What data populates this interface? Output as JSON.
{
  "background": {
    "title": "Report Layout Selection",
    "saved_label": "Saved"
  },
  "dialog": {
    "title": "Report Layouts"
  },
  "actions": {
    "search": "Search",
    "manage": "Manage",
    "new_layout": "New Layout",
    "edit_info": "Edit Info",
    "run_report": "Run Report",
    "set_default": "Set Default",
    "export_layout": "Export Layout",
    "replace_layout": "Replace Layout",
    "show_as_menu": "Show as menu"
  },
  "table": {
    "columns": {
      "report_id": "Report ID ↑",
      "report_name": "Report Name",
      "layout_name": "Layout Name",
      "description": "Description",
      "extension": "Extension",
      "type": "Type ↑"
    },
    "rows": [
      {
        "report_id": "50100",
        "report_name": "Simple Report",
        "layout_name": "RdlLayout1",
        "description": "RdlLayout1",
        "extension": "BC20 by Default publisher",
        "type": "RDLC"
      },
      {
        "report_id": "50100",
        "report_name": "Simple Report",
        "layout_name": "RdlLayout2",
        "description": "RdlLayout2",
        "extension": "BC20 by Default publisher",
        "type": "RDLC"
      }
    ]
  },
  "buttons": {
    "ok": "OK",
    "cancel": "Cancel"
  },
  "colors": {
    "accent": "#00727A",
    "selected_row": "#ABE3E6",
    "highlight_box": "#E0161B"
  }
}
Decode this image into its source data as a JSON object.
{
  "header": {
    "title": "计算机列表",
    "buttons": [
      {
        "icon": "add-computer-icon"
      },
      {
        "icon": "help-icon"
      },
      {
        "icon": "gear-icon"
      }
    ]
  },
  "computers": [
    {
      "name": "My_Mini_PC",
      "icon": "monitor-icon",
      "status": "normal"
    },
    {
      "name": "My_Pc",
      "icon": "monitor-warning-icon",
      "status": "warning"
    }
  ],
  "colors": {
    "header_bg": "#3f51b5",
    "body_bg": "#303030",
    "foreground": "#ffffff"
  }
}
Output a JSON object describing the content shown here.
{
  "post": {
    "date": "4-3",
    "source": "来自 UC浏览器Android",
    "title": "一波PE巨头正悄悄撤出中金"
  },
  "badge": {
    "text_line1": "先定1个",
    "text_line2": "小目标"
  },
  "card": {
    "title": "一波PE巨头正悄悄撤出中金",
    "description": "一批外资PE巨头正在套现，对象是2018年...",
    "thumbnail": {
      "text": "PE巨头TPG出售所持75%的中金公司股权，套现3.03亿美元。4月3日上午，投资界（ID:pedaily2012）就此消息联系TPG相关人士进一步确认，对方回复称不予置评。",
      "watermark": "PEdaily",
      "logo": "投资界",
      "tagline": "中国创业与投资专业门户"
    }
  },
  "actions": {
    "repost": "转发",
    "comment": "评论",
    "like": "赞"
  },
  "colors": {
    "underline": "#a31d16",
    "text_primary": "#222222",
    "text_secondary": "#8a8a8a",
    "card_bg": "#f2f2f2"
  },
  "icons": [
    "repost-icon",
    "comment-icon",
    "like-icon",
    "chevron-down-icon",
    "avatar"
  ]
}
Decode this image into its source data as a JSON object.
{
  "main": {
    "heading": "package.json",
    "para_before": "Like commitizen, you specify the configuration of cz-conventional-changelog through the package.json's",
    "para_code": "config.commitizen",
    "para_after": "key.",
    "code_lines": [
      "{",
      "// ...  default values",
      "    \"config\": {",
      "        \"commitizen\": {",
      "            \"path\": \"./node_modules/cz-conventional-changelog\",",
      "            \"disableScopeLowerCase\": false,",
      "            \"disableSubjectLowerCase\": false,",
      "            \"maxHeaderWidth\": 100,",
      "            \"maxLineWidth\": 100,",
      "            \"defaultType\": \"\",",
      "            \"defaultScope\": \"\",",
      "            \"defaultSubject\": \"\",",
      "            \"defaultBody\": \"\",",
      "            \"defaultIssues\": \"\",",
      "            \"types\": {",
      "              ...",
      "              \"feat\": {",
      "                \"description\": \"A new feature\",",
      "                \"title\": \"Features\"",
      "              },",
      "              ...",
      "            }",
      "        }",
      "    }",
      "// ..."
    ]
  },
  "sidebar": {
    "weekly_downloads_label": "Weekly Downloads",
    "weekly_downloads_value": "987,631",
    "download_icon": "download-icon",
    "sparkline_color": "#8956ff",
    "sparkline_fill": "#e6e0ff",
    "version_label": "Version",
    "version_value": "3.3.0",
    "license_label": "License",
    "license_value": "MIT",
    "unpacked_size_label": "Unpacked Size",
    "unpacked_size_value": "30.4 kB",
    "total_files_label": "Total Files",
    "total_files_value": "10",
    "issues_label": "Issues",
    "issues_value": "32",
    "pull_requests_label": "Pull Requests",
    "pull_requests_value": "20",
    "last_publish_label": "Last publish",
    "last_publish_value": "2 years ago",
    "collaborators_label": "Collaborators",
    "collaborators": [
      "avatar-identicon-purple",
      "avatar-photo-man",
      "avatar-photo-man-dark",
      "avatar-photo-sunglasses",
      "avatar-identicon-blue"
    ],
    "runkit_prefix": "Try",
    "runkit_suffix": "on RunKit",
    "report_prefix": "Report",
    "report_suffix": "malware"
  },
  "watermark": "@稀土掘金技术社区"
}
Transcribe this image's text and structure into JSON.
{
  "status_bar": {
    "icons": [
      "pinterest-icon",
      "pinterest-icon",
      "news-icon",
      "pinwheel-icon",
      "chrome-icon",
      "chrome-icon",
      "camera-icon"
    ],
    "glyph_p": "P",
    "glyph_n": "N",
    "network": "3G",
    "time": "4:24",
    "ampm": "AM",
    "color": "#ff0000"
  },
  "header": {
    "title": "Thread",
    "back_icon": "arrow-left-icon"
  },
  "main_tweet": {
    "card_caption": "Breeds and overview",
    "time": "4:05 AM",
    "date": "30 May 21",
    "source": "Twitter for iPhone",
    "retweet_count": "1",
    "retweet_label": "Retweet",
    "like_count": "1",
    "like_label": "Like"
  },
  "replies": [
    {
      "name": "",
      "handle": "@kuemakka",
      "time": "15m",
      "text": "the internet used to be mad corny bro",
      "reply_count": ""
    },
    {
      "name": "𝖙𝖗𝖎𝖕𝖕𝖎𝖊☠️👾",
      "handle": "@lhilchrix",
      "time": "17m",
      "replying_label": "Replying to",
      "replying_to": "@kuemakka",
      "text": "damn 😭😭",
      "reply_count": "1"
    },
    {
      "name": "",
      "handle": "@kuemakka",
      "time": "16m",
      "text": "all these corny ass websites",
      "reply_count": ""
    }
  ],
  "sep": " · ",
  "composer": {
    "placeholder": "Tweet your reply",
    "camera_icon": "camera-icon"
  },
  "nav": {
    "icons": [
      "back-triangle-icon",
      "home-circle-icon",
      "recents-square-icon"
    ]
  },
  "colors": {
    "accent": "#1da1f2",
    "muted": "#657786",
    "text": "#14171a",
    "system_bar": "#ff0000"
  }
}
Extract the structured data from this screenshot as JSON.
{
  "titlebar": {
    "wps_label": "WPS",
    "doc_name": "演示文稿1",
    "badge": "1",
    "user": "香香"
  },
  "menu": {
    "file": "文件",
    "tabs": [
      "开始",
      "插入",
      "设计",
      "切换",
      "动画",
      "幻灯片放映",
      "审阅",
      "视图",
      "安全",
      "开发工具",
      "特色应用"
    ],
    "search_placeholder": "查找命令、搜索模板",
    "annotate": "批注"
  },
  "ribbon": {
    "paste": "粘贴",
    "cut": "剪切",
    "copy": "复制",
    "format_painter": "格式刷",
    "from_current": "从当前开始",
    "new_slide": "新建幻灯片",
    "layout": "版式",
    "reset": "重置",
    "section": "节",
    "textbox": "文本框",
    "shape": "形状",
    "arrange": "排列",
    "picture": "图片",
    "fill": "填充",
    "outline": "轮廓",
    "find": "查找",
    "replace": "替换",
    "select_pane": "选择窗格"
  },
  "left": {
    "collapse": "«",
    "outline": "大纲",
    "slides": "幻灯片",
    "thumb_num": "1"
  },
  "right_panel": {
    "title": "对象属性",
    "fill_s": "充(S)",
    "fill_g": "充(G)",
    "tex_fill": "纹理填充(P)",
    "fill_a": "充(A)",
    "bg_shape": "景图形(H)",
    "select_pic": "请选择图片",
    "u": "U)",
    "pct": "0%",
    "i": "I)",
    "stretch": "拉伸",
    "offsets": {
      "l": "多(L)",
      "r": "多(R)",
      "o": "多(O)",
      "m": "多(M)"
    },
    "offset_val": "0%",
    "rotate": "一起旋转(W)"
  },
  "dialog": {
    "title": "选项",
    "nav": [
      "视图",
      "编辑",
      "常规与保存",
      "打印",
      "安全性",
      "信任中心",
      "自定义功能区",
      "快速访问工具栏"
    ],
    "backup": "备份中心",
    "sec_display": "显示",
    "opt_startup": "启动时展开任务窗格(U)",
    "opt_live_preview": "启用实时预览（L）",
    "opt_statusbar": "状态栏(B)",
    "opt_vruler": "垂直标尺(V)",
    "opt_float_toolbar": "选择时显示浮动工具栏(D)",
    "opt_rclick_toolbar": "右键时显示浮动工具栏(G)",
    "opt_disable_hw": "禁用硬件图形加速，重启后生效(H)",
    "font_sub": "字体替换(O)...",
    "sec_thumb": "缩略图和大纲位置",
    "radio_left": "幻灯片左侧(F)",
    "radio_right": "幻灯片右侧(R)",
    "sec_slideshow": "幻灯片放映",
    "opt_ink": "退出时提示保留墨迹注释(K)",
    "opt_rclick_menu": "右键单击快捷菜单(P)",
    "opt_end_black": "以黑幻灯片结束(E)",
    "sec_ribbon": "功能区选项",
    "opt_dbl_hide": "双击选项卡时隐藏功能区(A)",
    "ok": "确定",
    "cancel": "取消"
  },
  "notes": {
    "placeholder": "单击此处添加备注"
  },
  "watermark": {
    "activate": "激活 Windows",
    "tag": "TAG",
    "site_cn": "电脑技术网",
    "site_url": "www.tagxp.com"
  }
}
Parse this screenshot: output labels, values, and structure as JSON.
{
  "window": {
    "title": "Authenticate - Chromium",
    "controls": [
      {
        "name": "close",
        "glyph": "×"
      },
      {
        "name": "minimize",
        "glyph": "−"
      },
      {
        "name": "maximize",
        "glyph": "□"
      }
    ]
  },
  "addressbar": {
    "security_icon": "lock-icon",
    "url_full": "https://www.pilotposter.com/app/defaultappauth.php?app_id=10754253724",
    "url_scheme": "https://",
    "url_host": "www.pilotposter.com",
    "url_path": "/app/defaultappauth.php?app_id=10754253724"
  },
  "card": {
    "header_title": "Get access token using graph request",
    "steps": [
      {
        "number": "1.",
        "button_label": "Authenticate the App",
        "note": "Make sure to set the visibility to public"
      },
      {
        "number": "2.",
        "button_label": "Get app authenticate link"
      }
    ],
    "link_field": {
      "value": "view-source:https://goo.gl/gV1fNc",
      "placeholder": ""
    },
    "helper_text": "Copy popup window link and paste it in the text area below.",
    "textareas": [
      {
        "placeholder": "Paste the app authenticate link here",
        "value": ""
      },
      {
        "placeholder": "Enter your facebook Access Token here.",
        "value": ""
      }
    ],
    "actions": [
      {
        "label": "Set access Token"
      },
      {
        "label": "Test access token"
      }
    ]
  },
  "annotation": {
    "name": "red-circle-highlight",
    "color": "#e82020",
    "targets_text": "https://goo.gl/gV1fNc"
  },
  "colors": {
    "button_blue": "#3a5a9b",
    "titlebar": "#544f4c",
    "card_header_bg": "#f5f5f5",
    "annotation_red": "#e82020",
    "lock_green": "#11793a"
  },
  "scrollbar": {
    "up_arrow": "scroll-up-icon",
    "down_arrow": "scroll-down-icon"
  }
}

◆ Brief
Pull every line containing the word "monitor" out of the material and copy it.

◆ Output of the exercise
      "icon": "monitor-icon",
      "icon": "monitor-warning-icon",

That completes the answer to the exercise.